◆ **Goal**:
Set the listing down unchanged, minus every embedded image.

◆ **Provided information**:
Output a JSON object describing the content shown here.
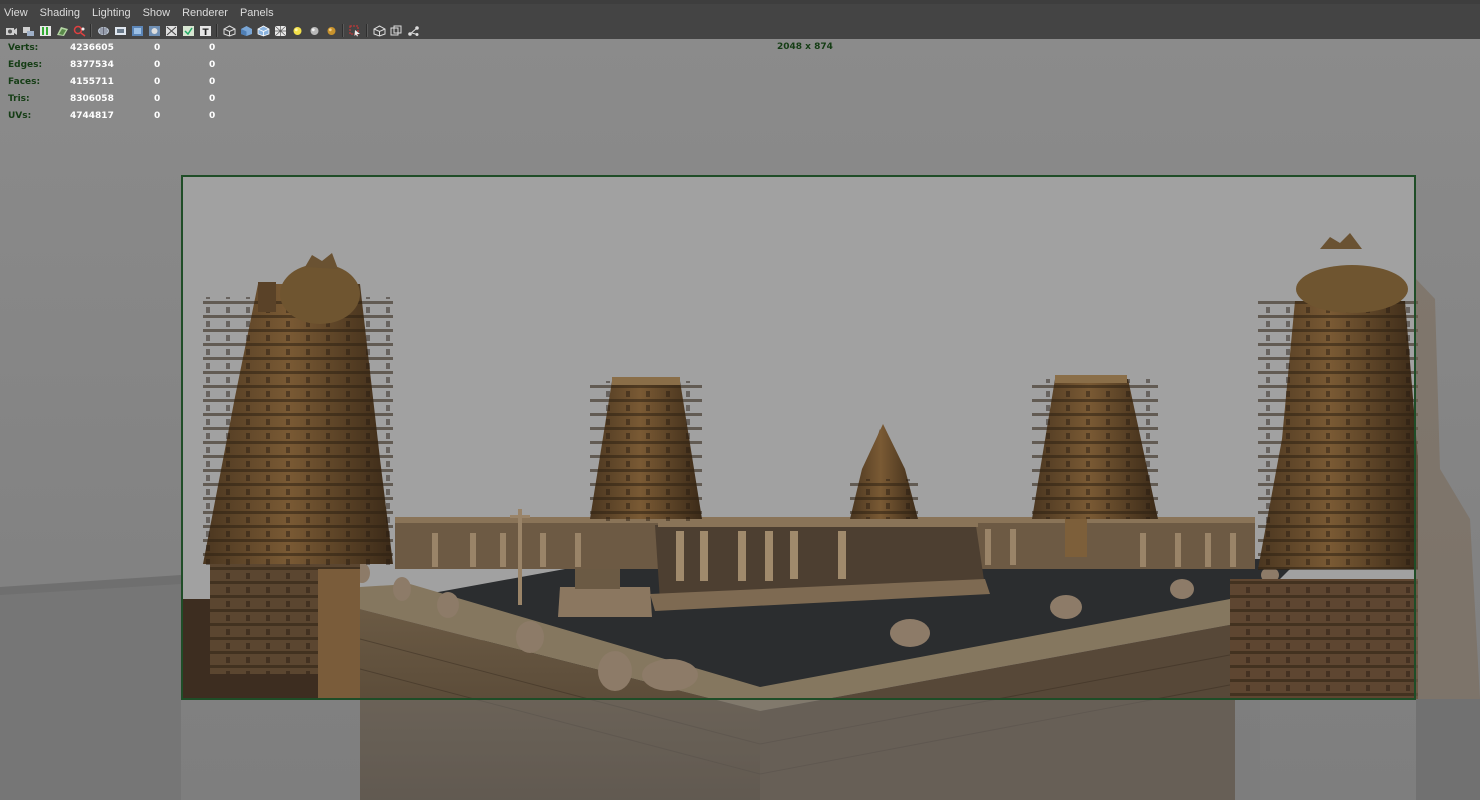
{
  "menu": {
    "items": [
      "View",
      "Shading",
      "Lighting",
      "Show",
      "Renderer",
      "Panels"
    ]
  },
  "toolbar": {
    "icons": [
      "camera-icon",
      "camera-attributes-icon",
      "bookmark-icon",
      "image-plane-icon",
      "2d-pan-zoom-icon",
      "grid-icon",
      "film-gate-icon",
      "resolution-gate-icon",
      "gate-mask-icon",
      "field-chart-icon",
      "safe-action-icon",
      "safe-title-icon",
      "wireframe-icon",
      "smooth-shade-icon",
      "wireframe-on-shaded-icon",
      "xray-icon",
      "default-light-icon",
      "shadows-icon",
      "texture-icon",
      "isolate-select-icon",
      "xray-joints-icon",
      "xray-active-icon",
      "joint-xray-icon"
    ]
  },
  "hud": {
    "rows": [
      {
        "label": "Verts:",
        "v1": "4236605",
        "v2": "0",
        "v3": "0"
      },
      {
        "label": "Edges:",
        "v1": "8377534",
        "v2": "0",
        "v3": "0"
      },
      {
        "label": "Faces:",
        "v1": "4155711",
        "v2": "0",
        "v3": "0"
      },
      {
        "label": "Tris:",
        "v1": "8306058",
        "v2": "0",
        "v3": "0"
      },
      {
        "label": "UVs:",
        "v1": "4744817",
        "v2": "0",
        "v3": "0"
      }
    ],
    "resolution": "2048 x 874"
  },
  "colors": {
    "hud_label": "#153d15",
    "gate_border": "#1f4d27",
    "stone": "#6b5030",
    "courtyard": "#2a2a2a"
  }
}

◆ **Complete response**:
Output a JSON object describing the content shown here.
{
  "menu": {
    "items": [
      "View",
      "Shading",
      "Lighting",
      "Show",
      "Renderer",
      "Panels"
    ]
  },
  "toolbar": {
    "icons": [
      "camera-icon",
      "camera-attributes-icon",
      "bookmark-icon",
      "image-plane-icon",
      "2d-pan-zoom-icon",
      "grid-icon",
      "film-gate-icon",
      "resolution-gate-icon",
      "gate-mask-icon",
      "field-chart-icon",
      "safe-action-icon",
      "safe-title-icon",
      "wireframe-icon",
      "smooth-shade-icon",
      "wireframe-on-shaded-icon",
      "xray-icon",
      "default-light-icon",
      "shadows-icon",
      "texture-icon",
      "isolate-select-icon",
      "xray-joints-icon",
      "xray-active-icon",
      "joint-xray-icon"
    ]
  },
  "hud": {
    "rows": [
      {
        "label": "Verts:",
        "v1": "4236605",
        "v2": "0",
        "v3": "0"
      },
      {
        "label": "Edges:",
        "v1": "8377534",
        "v2": "0",
        "v3": "0"
      },
      {
        "label": "Faces:",
        "v1": "4155711",
        "v2": "0",
        "v3": "0"
      },
      {
        "label": "Tris:",
        "v1": "8306058",
        "v2": "0",
        "v3": "0"
      },
      {
        "label": "UVs:",
        "v1": "4744817",
        "v2": "0",
        "v3": "0"
      }
    ],
    "resolution": "2048 x 874"
  },
  "colors": {
    "hud_label": "#153d15",
    "gate_border": "#1f4d27",
    "stone": "#6b5030",
    "courtyard": "#2a2a2a"
  }
}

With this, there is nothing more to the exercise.